Job:
Return all entries precisely as they stand, without the images.

Material for this task:
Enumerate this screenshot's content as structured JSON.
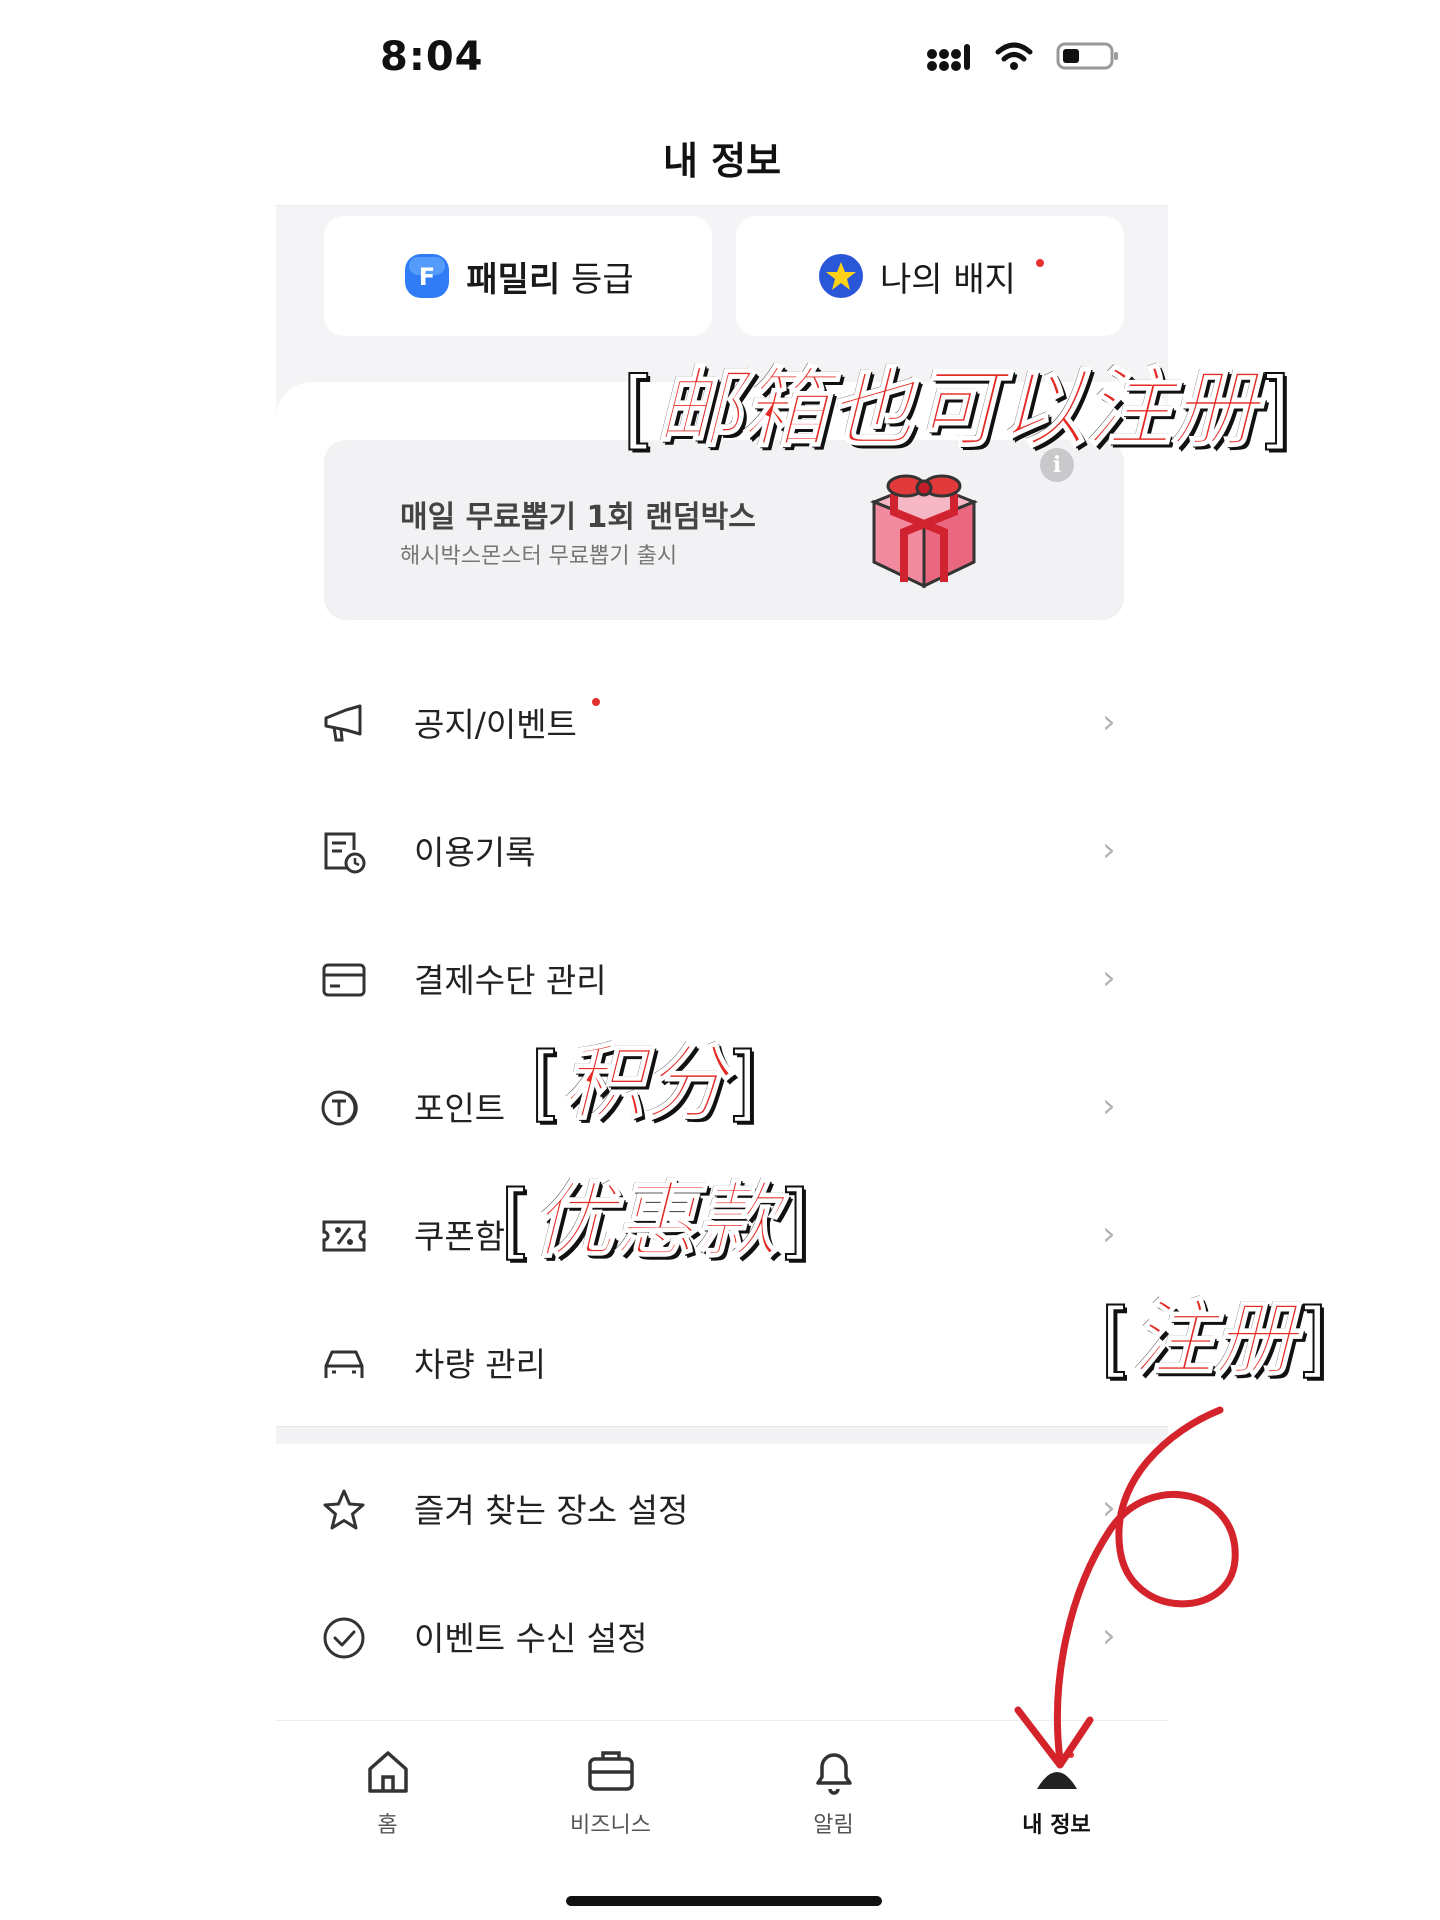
{
  "status_bar": {
    "time": "8:04"
  },
  "header": {
    "title": "내 정보"
  },
  "top_cards": {
    "family": {
      "badge_letter": "F",
      "label_bold": "패밀리",
      "label_rest": " 등급"
    },
    "badge": {
      "label": "나의 배지"
    }
  },
  "banner": {
    "title": "매일 무료뽑기 1회 랜덤박스",
    "subtitle": "해시박스몬스터 무료뽑기 출시",
    "info_glyph": "i"
  },
  "menu": {
    "items": [
      {
        "label": "공지/이벤트",
        "icon": "megaphone-icon"
      },
      {
        "label": "이용기록",
        "icon": "history-icon"
      },
      {
        "label": "결제수단 관리",
        "icon": "card-icon"
      },
      {
        "label": "포인트",
        "icon": "coin-icon"
      },
      {
        "label": "쿠폰함",
        "icon": "coupon-icon"
      },
      {
        "label": "차량 관리",
        "icon": "car-icon"
      }
    ],
    "settings": [
      {
        "label": "즐겨 찾는 장소 설정",
        "icon": "star-icon"
      },
      {
        "label": "이벤트 수신 설정",
        "icon": "check-circle-icon"
      }
    ],
    "chevron": "›"
  },
  "tab_bar": {
    "tabs": [
      {
        "label": "홈",
        "icon": "home-icon"
      },
      {
        "label": "비즈니스",
        "icon": "briefcase-icon"
      },
      {
        "label": "알림",
        "icon": "bell-icon"
      },
      {
        "label": "내 정보",
        "icon": "person-icon",
        "active": true
      }
    ]
  },
  "annotations": {
    "email": "邮箱也可以注册",
    "points": "积分",
    "coupons": "优惠款",
    "register": "注册",
    "bracket_open": "[",
    "bracket_close": "]"
  },
  "colors": {
    "accent_red": "#e42a25",
    "notify_dot": "#e53030",
    "badge_blue": "#2f7cf6"
  }
}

Result of the exercise:
Enumerate this screenshot's content as structured JSON.
{
  "status_bar": {
    "time": "8:04"
  },
  "header": {
    "title": "내 정보"
  },
  "top_cards": {
    "family": {
      "badge_letter": "F",
      "label_bold": "패밀리",
      "label_rest": " 등급"
    },
    "badge": {
      "label": "나의 배지"
    }
  },
  "banner": {
    "title": "매일 무료뽑기 1회 랜덤박스",
    "subtitle": "해시박스몬스터 무료뽑기 출시",
    "info_glyph": "i"
  },
  "menu": {
    "items": [
      {
        "label": "공지/이벤트",
        "icon": "megaphone-icon"
      },
      {
        "label": "이용기록",
        "icon": "history-icon"
      },
      {
        "label": "결제수단 관리",
        "icon": "card-icon"
      },
      {
        "label": "포인트",
        "icon": "coin-icon"
      },
      {
        "label": "쿠폰함",
        "icon": "coupon-icon"
      },
      {
        "label": "차량 관리",
        "icon": "car-icon"
      }
    ],
    "settings": [
      {
        "label": "즐겨 찾는 장소 설정",
        "icon": "star-icon"
      },
      {
        "label": "이벤트 수신 설정",
        "icon": "check-circle-icon"
      }
    ],
    "chevron": "›"
  },
  "tab_bar": {
    "tabs": [
      {
        "label": "홈",
        "icon": "home-icon"
      },
      {
        "label": "비즈니스",
        "icon": "briefcase-icon"
      },
      {
        "label": "알림",
        "icon": "bell-icon"
      },
      {
        "label": "내 정보",
        "icon": "person-icon",
        "active": true
      }
    ]
  },
  "annotations": {
    "email": "邮箱也可以注册",
    "points": "积分",
    "coupons": "优惠款",
    "register": "注册",
    "bracket_open": "[",
    "bracket_close": "]"
  },
  "colors": {
    "accent_red": "#e42a25",
    "notify_dot": "#e53030",
    "badge_blue": "#2f7cf6"
  }
}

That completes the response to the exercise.